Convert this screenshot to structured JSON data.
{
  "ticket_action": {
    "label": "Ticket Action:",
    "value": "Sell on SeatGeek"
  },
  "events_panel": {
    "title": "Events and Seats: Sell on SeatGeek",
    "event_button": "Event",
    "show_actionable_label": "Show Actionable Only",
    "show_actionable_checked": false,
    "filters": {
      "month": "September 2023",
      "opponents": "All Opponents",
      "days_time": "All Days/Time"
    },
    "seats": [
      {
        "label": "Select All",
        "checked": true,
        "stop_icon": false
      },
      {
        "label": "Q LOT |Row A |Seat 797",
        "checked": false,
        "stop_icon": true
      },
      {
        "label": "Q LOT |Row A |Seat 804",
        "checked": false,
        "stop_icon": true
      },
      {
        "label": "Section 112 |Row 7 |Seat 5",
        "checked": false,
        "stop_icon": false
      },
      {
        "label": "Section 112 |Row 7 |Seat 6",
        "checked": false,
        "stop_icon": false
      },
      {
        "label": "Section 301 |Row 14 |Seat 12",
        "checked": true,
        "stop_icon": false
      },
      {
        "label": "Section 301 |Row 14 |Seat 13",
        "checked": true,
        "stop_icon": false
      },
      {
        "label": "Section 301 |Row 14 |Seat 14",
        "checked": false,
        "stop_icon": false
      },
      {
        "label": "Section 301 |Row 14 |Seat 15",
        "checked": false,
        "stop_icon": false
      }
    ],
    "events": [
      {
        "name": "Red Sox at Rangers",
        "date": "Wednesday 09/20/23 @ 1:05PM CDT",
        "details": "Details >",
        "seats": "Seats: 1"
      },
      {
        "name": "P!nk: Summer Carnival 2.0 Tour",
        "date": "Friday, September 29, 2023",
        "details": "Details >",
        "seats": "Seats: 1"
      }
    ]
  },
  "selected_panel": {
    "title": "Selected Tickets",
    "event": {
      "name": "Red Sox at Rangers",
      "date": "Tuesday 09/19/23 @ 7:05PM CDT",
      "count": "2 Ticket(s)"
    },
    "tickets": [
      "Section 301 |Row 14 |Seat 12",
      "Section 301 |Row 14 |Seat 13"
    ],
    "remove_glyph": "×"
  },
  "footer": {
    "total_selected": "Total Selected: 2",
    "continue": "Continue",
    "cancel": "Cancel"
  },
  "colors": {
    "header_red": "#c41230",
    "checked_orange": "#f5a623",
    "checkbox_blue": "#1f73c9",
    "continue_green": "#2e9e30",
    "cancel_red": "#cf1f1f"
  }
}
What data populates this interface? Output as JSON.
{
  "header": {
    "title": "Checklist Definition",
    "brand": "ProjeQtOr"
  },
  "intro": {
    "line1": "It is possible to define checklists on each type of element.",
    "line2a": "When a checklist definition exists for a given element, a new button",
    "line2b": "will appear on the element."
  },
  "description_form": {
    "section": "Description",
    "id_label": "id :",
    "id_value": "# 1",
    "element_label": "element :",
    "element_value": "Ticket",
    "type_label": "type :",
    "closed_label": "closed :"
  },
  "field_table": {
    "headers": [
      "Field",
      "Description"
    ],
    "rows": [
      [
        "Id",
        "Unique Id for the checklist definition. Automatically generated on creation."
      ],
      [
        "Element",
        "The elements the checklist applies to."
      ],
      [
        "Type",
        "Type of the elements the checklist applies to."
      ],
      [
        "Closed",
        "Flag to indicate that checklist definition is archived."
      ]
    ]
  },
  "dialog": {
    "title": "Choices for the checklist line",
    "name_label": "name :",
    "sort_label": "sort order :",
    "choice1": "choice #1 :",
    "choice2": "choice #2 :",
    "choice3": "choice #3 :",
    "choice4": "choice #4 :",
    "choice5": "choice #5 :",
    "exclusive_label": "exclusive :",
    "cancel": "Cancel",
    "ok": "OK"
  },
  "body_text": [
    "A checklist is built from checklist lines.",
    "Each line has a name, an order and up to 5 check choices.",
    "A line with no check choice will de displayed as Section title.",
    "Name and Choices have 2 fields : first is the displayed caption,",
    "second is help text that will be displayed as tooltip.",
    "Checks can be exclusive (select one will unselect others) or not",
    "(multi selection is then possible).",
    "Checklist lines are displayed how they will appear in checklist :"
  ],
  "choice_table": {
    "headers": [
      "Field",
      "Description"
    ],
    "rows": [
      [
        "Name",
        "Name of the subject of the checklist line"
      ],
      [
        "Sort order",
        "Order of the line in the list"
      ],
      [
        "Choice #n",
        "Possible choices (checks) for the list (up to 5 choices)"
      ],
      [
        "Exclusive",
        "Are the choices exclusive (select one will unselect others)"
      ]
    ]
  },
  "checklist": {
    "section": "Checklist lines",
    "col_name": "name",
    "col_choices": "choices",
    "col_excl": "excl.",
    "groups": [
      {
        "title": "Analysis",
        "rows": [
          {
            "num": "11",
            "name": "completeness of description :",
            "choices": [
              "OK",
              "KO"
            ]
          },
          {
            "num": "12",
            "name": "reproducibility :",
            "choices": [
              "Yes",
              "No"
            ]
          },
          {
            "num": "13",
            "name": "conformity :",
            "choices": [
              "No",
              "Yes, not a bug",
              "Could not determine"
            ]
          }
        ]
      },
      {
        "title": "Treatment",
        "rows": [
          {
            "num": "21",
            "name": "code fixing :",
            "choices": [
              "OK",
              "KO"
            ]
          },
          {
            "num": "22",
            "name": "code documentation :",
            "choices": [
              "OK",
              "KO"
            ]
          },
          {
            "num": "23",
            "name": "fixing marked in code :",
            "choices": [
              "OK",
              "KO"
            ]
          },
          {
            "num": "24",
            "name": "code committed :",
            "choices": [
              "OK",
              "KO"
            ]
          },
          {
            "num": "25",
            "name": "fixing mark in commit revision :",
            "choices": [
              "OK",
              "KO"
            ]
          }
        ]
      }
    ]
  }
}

------------------------------------------------------------

▶ **Given problem**
Point out every line holding the string "elements" and copy it.

▶ **The solution**
        "The elements the checklist applies to."
        "Type of the elements the checklist applies to."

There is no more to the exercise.